## start Data supplied
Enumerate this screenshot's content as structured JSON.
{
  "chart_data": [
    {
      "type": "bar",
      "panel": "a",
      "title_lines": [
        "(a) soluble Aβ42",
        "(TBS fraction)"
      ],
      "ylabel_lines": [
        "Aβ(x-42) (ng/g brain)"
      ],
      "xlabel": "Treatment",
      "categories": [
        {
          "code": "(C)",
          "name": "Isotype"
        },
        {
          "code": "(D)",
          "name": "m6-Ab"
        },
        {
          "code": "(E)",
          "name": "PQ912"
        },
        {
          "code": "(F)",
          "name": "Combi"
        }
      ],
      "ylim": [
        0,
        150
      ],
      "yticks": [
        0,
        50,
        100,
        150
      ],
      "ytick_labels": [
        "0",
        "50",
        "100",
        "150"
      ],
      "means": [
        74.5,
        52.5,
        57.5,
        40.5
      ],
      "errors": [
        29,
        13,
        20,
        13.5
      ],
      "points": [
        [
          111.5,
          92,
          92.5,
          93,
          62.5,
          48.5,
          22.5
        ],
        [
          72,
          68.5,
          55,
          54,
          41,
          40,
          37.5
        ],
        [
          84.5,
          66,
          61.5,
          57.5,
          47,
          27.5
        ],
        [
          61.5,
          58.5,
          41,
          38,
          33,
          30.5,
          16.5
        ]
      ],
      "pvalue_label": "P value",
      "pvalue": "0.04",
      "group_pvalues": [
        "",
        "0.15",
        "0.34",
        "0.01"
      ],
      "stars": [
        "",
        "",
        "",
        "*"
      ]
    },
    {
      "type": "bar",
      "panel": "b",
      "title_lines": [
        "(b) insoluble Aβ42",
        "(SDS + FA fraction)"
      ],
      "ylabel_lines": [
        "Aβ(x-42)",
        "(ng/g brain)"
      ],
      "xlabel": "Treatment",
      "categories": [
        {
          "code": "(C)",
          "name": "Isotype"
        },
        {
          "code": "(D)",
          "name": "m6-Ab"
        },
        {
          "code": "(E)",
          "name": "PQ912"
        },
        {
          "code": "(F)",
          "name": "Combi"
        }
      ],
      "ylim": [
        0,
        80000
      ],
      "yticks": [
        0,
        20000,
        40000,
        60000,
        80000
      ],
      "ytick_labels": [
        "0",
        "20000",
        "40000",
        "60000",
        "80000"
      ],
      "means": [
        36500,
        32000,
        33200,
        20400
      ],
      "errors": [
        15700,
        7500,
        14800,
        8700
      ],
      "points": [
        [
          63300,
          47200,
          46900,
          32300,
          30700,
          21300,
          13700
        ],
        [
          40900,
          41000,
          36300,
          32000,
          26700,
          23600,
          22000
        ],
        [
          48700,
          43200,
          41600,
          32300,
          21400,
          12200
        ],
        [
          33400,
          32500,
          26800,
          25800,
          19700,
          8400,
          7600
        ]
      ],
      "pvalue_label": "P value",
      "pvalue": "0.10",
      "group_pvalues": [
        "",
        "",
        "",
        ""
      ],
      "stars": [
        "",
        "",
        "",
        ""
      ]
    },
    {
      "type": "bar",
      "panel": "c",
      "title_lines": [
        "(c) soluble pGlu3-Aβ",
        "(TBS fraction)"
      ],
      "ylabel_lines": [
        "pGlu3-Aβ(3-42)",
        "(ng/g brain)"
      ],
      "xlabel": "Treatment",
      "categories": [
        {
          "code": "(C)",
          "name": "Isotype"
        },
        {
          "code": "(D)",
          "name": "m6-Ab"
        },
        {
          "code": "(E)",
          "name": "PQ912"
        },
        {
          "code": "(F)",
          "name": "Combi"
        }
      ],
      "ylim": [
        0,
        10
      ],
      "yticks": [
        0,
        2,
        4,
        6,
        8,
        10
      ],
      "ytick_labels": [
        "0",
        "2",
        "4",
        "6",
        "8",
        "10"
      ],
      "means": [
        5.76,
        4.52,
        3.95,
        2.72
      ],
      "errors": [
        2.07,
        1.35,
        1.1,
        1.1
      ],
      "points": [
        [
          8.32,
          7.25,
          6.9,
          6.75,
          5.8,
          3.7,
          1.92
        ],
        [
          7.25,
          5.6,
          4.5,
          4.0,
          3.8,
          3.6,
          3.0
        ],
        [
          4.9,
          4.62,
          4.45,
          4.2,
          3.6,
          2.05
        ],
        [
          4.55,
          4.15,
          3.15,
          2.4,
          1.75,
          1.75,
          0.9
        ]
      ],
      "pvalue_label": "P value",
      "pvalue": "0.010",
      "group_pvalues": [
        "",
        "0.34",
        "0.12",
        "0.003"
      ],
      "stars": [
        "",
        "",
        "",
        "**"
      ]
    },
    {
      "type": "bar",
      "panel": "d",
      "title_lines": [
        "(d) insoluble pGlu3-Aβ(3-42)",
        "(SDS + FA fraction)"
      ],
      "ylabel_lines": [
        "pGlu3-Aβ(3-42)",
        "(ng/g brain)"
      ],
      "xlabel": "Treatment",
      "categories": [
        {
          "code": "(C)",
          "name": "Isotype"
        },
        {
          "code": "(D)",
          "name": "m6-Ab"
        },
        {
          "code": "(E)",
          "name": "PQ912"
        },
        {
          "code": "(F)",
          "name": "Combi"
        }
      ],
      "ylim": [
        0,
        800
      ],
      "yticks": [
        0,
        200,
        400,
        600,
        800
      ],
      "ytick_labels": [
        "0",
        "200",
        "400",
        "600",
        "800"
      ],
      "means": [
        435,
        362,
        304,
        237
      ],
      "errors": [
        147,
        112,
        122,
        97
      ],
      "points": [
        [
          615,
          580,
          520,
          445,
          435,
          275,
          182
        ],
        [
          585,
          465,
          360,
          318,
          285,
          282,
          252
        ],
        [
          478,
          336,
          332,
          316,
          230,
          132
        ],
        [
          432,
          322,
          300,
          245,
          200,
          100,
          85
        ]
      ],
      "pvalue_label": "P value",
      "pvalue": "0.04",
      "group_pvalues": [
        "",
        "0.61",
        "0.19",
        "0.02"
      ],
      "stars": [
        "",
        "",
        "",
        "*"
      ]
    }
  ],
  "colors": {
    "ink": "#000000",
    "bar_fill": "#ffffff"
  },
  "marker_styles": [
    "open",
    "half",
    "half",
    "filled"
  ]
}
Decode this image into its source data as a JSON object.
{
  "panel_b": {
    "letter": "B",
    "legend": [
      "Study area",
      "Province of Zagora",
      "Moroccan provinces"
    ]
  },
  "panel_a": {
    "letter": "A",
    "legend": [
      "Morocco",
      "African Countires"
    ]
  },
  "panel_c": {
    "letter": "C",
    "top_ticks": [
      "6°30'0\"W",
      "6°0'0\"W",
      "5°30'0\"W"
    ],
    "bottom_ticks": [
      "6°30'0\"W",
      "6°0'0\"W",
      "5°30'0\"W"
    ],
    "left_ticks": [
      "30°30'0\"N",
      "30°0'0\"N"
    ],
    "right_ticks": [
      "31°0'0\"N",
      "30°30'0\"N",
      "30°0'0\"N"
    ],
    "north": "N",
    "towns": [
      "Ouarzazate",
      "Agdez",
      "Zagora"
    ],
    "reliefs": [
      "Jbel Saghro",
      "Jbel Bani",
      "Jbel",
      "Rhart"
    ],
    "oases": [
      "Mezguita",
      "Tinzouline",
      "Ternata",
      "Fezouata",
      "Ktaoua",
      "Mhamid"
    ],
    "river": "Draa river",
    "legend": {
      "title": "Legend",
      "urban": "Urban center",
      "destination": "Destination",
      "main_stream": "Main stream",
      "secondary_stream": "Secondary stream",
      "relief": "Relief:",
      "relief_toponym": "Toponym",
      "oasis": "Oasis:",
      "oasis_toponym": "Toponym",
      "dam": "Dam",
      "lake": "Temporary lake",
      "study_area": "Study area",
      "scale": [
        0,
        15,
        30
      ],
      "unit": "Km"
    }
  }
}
## end Data supplied
* **The problem**:
Each record above should be output again exactly.

* **The output**:
Enumerate this screenshot's content as structured JSON.
{
  "chart_data": [
    {
      "type": "bar",
      "panel": "a",
      "title_lines": [
        "(a) soluble Aβ42",
        "(TBS fraction)"
      ],
      "ylabel_lines": [
        "Aβ(x-42) (ng/g brain)"
      ],
      "xlabel": "Treatment",
      "categories": [
        {
          "code": "(C)",
          "name": "Isotype"
        },
        {
          "code": "(D)",
          "name": "m6-Ab"
        },
        {
          "code": "(E)",
          "name": "PQ912"
        },
        {
          "code": "(F)",
          "name": "Combi"
        }
      ],
      "ylim": [
        0,
        150
      ],
      "yticks": [
        0,
        50,
        100,
        150
      ],
      "ytick_labels": [
        "0",
        "50",
        "100",
        "150"
      ],
      "means": [
        74.5,
        52.5,
        57.5,
        40.5
      ],
      "errors": [
        29,
        13,
        20,
        13.5
      ],
      "points": [
        [
          111.5,
          92,
          92.5,
          93,
          62.5,
          48.5,
          22.5
        ],
        [
          72,
          68.5,
          55,
          54,
          41,
          40,
          37.5
        ],
        [
          84.5,
          66,
          61.5,
          57.5,
          47,
          27.5
        ],
        [
          61.5,
          58.5,
          41,
          38,
          33,
          30.5,
          16.5
        ]
      ],
      "pvalue_label": "P value",
      "pvalue": "0.04",
      "group_pvalues": [
        "",
        "0.15",
        "0.34",
        "0.01"
      ],
      "stars": [
        "",
        "",
        "",
        "*"
      ]
    },
    {
      "type": "bar",
      "panel": "b",
      "title_lines": [
        "(b) insoluble Aβ42",
        "(SDS + FA fraction)"
      ],
      "ylabel_lines": [
        "Aβ(x-42)",
        "(ng/g brain)"
      ],
      "xlabel": "Treatment",
      "categories": [
        {
          "code": "(C)",
          "name": "Isotype"
        },
        {
          "code": "(D)",
          "name": "m6-Ab"
        },
        {
          "code": "(E)",
          "name": "PQ912"
        },
        {
          "code": "(F)",
          "name": "Combi"
        }
      ],
      "ylim": [
        0,
        80000
      ],
      "yticks": [
        0,
        20000,
        40000,
        60000,
        80000
      ],
      "ytick_labels": [
        "0",
        "20000",
        "40000",
        "60000",
        "80000"
      ],
      "means": [
        36500,
        32000,
        33200,
        20400
      ],
      "errors": [
        15700,
        7500,
        14800,
        8700
      ],
      "points": [
        [
          63300,
          47200,
          46900,
          32300,
          30700,
          21300,
          13700
        ],
        [
          40900,
          41000,
          36300,
          32000,
          26700,
          23600,
          22000
        ],
        [
          48700,
          43200,
          41600,
          32300,
          21400,
          12200
        ],
        [
          33400,
          32500,
          26800,
          25800,
          19700,
          8400,
          7600
        ]
      ],
      "pvalue_label": "P value",
      "pvalue": "0.10",
      "group_pvalues": [
        "",
        "",
        "",
        ""
      ],
      "stars": [
        "",
        "",
        "",
        ""
      ]
    },
    {
      "type": "bar",
      "panel": "c",
      "title_lines": [
        "(c) soluble pGlu3-Aβ",
        "(TBS fraction)"
      ],
      "ylabel_lines": [
        "pGlu3-Aβ(3-42)",
        "(ng/g brain)"
      ],
      "xlabel": "Treatment",
      "categories": [
        {
          "code": "(C)",
          "name": "Isotype"
        },
        {
          "code": "(D)",
          "name": "m6-Ab"
        },
        {
          "code": "(E)",
          "name": "PQ912"
        },
        {
          "code": "(F)",
          "name": "Combi"
        }
      ],
      "ylim": [
        0,
        10
      ],
      "yticks": [
        0,
        2,
        4,
        6,
        8,
        10
      ],
      "ytick_labels": [
        "0",
        "2",
        "4",
        "6",
        "8",
        "10"
      ],
      "means": [
        5.76,
        4.52,
        3.95,
        2.72
      ],
      "errors": [
        2.07,
        1.35,
        1.1,
        1.1
      ],
      "points": [
        [
          8.32,
          7.25,
          6.9,
          6.75,
          5.8,
          3.7,
          1.92
        ],
        [
          7.25,
          5.6,
          4.5,
          4.0,
          3.8,
          3.6,
          3.0
        ],
        [
          4.9,
          4.62,
          4.45,
          4.2,
          3.6,
          2.05
        ],
        [
          4.55,
          4.15,
          3.15,
          2.4,
          1.75,
          1.75,
          0.9
        ]
      ],
      "pvalue_label": "P value",
      "pvalue": "0.010",
      "group_pvalues": [
        "",
        "0.34",
        "0.12",
        "0.003"
      ],
      "stars": [
        "",
        "",
        "",
        "**"
      ]
    },
    {
      "type": "bar",
      "panel": "d",
      "title_lines": [
        "(d) insoluble pGlu3-Aβ(3-42)",
        "(SDS + FA fraction)"
      ],
      "ylabel_lines": [
        "pGlu3-Aβ(3-42)",
        "(ng/g brain)"
      ],
      "xlabel": "Treatment",
      "categories": [
        {
          "code": "(C)",
          "name": "Isotype"
        },
        {
          "code": "(D)",
          "name": "m6-Ab"
        },
        {
          "code": "(E)",
          "name": "PQ912"
        },
        {
          "code": "(F)",
          "name": "Combi"
        }
      ],
      "ylim": [
        0,
        800
      ],
      "yticks": [
        0,
        200,
        400,
        600,
        800
      ],
      "ytick_labels": [
        "0",
        "200",
        "400",
        "600",
        "800"
      ],
      "means": [
        435,
        362,
        304,
        237
      ],
      "errors": [
        147,
        112,
        122,
        97
      ],
      "points": [
        [
          615,
          580,
          520,
          445,
          435,
          275,
          182
        ],
        [
          585,
          465,
          360,
          318,
          285,
          282,
          252
        ],
        [
          478,
          336,
          332,
          316,
          230,
          132
        ],
        [
          432,
          322,
          300,
          245,
          200,
          100,
          85
        ]
      ],
      "pvalue_label": "P value",
      "pvalue": "0.04",
      "group_pvalues": [
        "",
        "0.61",
        "0.19",
        "0.02"
      ],
      "stars": [
        "",
        "",
        "",
        "*"
      ]
    }
  ],
  "colors": {
    "ink": "#000000",
    "bar_fill": "#ffffff"
  },
  "marker_styles": [
    "open",
    "half",
    "half",
    "filled"
  ]
}
Decode this image into its source data as a JSON object.
{
  "panel_b": {
    "letter": "B",
    "legend": [
      "Study area",
      "Province of Zagora",
      "Moroccan provinces"
    ]
  },
  "panel_a": {
    "letter": "A",
    "legend": [
      "Morocco",
      "African Countires"
    ]
  },
  "panel_c": {
    "letter": "C",
    "top_ticks": [
      "6°30'0\"W",
      "6°0'0\"W",
      "5°30'0\"W"
    ],
    "bottom_ticks": [
      "6°30'0\"W",
      "6°0'0\"W",
      "5°30'0\"W"
    ],
    "left_ticks": [
      "30°30'0\"N",
      "30°0'0\"N"
    ],
    "right_ticks": [
      "31°0'0\"N",
      "30°30'0\"N",
      "30°0'0\"N"
    ],
    "north": "N",
    "towns": [
      "Ouarzazate",
      "Agdez",
      "Zagora"
    ],
    "reliefs": [
      "Jbel Saghro",
      "Jbel Bani",
      "Jbel",
      "Rhart"
    ],
    "oases": [
      "Mezguita",
      "Tinzouline",
      "Ternata",
      "Fezouata",
      "Ktaoua",
      "Mhamid"
    ],
    "river": "Draa river",
    "legend": {
      "title": "Legend",
      "urban": "Urban center",
      "destination": "Destination",
      "main_stream": "Main stream",
      "secondary_stream": "Secondary stream",
      "relief": "Relief:",
      "relief_toponym": "Toponym",
      "oasis": "Oasis:",
      "oasis_toponym": "Toponym",
      "dam": "Dam",
      "lake": "Temporary lake",
      "study_area": "Study area",
      "scale": [
        0,
        15,
        30
      ],
      "unit": "Km"
    }
  }
}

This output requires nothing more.